#### [Work required]
Quote the records that follow in full and exactly; leave out the pictures.

---------- Provided information

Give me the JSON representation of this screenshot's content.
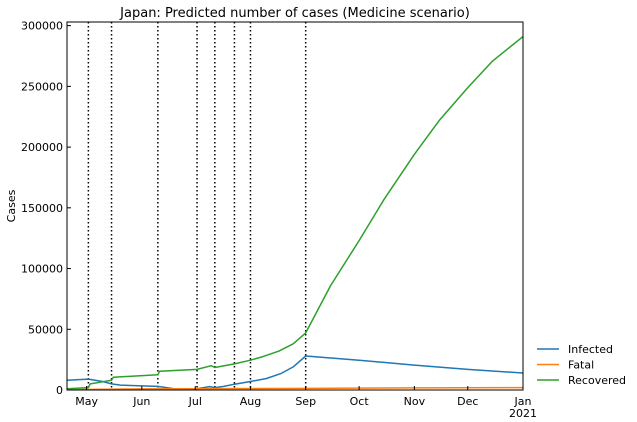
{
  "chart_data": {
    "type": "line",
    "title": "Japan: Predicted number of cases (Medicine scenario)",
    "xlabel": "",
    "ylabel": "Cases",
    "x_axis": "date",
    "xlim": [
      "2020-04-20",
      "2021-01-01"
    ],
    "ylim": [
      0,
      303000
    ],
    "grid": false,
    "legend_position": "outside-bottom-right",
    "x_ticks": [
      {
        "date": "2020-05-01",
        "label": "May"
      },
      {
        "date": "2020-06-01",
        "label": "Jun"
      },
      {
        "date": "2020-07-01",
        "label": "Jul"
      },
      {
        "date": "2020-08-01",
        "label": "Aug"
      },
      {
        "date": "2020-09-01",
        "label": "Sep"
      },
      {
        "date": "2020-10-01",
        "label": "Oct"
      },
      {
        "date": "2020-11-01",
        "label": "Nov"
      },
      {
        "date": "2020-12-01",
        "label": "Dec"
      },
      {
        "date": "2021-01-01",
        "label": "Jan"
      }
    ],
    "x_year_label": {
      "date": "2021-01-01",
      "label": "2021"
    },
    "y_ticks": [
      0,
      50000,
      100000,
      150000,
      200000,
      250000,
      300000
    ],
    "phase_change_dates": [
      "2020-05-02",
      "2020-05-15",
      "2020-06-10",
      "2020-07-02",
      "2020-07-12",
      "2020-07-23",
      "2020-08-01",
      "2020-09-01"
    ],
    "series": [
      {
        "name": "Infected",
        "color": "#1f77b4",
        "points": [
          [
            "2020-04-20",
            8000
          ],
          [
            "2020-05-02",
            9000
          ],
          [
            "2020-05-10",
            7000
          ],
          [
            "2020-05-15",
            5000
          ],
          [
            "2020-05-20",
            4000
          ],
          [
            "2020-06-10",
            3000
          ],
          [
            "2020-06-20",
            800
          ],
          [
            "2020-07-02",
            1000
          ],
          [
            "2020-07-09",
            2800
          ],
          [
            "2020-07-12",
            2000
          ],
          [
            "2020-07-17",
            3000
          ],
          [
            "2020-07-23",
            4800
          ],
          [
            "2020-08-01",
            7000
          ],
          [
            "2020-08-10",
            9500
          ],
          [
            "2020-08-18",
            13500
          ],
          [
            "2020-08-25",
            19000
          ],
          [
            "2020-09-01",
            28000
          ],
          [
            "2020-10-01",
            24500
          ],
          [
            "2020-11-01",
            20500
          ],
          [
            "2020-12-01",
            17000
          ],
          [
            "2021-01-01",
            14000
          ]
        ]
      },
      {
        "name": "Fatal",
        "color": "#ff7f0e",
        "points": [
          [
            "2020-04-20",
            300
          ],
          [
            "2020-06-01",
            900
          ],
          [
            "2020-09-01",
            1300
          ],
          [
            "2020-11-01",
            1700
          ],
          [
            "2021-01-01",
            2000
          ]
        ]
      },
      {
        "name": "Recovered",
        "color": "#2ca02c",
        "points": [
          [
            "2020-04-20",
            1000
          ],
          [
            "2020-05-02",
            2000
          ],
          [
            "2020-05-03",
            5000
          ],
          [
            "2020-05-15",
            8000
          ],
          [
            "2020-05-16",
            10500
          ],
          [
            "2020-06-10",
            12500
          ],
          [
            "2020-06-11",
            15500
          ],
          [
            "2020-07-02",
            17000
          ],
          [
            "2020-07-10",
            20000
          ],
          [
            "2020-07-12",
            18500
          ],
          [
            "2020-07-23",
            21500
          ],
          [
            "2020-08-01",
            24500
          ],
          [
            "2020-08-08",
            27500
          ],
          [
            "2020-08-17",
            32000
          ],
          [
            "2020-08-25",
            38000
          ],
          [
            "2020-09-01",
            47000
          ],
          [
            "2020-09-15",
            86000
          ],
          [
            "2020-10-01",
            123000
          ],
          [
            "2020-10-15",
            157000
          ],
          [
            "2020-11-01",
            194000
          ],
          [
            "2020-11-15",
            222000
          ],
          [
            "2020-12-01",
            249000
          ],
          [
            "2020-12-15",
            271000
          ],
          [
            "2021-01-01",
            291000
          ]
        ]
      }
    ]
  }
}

--------------------

#### [Response]
Give me the JSON representation of this screenshot's content.
{
  "chart_data": {
    "type": "line",
    "title": "Japan: Predicted number of cases (Medicine scenario)",
    "xlabel": "",
    "ylabel": "Cases",
    "x_axis": "date",
    "xlim": [
      "2020-04-20",
      "2021-01-01"
    ],
    "ylim": [
      0,
      303000
    ],
    "grid": false,
    "legend_position": "outside-bottom-right",
    "x_ticks": [
      {
        "date": "2020-05-01",
        "label": "May"
      },
      {
        "date": "2020-06-01",
        "label": "Jun"
      },
      {
        "date": "2020-07-01",
        "label": "Jul"
      },
      {
        "date": "2020-08-01",
        "label": "Aug"
      },
      {
        "date": "2020-09-01",
        "label": "Sep"
      },
      {
        "date": "2020-10-01",
        "label": "Oct"
      },
      {
        "date": "2020-11-01",
        "label": "Nov"
      },
      {
        "date": "2020-12-01",
        "label": "Dec"
      },
      {
        "date": "2021-01-01",
        "label": "Jan"
      }
    ],
    "x_year_label": {
      "date": "2021-01-01",
      "label": "2021"
    },
    "y_ticks": [
      0,
      50000,
      100000,
      150000,
      200000,
      250000,
      300000
    ],
    "phase_change_dates": [
      "2020-05-02",
      "2020-05-15",
      "2020-06-10",
      "2020-07-02",
      "2020-07-12",
      "2020-07-23",
      "2020-08-01",
      "2020-09-01"
    ],
    "series": [
      {
        "name": "Infected",
        "color": "#1f77b4",
        "points": [
          [
            "2020-04-20",
            8000
          ],
          [
            "2020-05-02",
            9000
          ],
          [
            "2020-05-10",
            7000
          ],
          [
            "2020-05-15",
            5000
          ],
          [
            "2020-05-20",
            4000
          ],
          [
            "2020-06-10",
            3000
          ],
          [
            "2020-06-20",
            800
          ],
          [
            "2020-07-02",
            1000
          ],
          [
            "2020-07-09",
            2800
          ],
          [
            "2020-07-12",
            2000
          ],
          [
            "2020-07-17",
            3000
          ],
          [
            "2020-07-23",
            4800
          ],
          [
            "2020-08-01",
            7000
          ],
          [
            "2020-08-10",
            9500
          ],
          [
            "2020-08-18",
            13500
          ],
          [
            "2020-08-25",
            19000
          ],
          [
            "2020-09-01",
            28000
          ],
          [
            "2020-10-01",
            24500
          ],
          [
            "2020-11-01",
            20500
          ],
          [
            "2020-12-01",
            17000
          ],
          [
            "2021-01-01",
            14000
          ]
        ]
      },
      {
        "name": "Fatal",
        "color": "#ff7f0e",
        "points": [
          [
            "2020-04-20",
            300
          ],
          [
            "2020-06-01",
            900
          ],
          [
            "2020-09-01",
            1300
          ],
          [
            "2020-11-01",
            1700
          ],
          [
            "2021-01-01",
            2000
          ]
        ]
      },
      {
        "name": "Recovered",
        "color": "#2ca02c",
        "points": [
          [
            "2020-04-20",
            1000
          ],
          [
            "2020-05-02",
            2000
          ],
          [
            "2020-05-03",
            5000
          ],
          [
            "2020-05-15",
            8000
          ],
          [
            "2020-05-16",
            10500
          ],
          [
            "2020-06-10",
            12500
          ],
          [
            "2020-06-11",
            15500
          ],
          [
            "2020-07-02",
            17000
          ],
          [
            "2020-07-10",
            20000
          ],
          [
            "2020-07-12",
            18500
          ],
          [
            "2020-07-23",
            21500
          ],
          [
            "2020-08-01",
            24500
          ],
          [
            "2020-08-08",
            27500
          ],
          [
            "2020-08-17",
            32000
          ],
          [
            "2020-08-25",
            38000
          ],
          [
            "2020-09-01",
            47000
          ],
          [
            "2020-09-15",
            86000
          ],
          [
            "2020-10-01",
            123000
          ],
          [
            "2020-10-15",
            157000
          ],
          [
            "2020-11-01",
            194000
          ],
          [
            "2020-11-15",
            222000
          ],
          [
            "2020-12-01",
            249000
          ],
          [
            "2020-12-15",
            271000
          ],
          [
            "2021-01-01",
            291000
          ]
        ]
      }
    ]
  }
}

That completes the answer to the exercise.